Task instructions →
Only lines holding the word "Russellu" should be copied from the material.

:: Material supplied ::

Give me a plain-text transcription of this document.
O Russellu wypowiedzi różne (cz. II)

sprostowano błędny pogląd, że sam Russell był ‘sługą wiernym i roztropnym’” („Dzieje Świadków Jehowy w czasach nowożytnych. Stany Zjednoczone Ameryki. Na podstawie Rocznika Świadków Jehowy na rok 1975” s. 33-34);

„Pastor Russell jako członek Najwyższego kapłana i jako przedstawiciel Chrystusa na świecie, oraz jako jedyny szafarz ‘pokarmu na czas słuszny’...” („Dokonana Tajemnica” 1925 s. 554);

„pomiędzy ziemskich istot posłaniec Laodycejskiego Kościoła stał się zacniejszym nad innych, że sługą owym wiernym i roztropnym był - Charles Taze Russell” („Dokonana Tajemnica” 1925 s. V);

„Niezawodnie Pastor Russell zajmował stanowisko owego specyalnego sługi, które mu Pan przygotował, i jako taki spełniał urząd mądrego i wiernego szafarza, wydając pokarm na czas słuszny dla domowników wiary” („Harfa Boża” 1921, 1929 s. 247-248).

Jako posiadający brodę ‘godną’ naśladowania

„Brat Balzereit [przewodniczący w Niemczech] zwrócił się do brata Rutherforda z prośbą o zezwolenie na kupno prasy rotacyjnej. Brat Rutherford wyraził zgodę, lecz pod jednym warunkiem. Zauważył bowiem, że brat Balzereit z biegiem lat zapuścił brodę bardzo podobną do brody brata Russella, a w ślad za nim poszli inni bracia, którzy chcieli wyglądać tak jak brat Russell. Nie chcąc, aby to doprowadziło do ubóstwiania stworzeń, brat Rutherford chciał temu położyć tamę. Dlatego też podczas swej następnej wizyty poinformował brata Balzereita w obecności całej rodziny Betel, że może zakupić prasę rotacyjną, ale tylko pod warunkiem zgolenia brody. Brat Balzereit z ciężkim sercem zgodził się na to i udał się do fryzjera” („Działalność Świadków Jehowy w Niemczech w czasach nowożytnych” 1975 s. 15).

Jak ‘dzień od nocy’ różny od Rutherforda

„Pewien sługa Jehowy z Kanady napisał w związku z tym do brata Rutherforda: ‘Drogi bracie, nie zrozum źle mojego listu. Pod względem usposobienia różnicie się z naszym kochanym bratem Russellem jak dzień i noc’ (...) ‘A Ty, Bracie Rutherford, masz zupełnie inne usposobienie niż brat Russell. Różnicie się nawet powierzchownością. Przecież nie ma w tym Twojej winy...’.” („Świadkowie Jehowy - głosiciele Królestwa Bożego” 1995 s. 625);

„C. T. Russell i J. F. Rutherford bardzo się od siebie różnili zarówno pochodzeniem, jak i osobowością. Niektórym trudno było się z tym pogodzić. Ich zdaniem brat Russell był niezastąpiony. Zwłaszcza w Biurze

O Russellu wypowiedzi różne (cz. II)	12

:::

Task output →
O Russellu wypowiedzi różne (cz. II)
O Russellu wypowiedzi różne (cz. II)	12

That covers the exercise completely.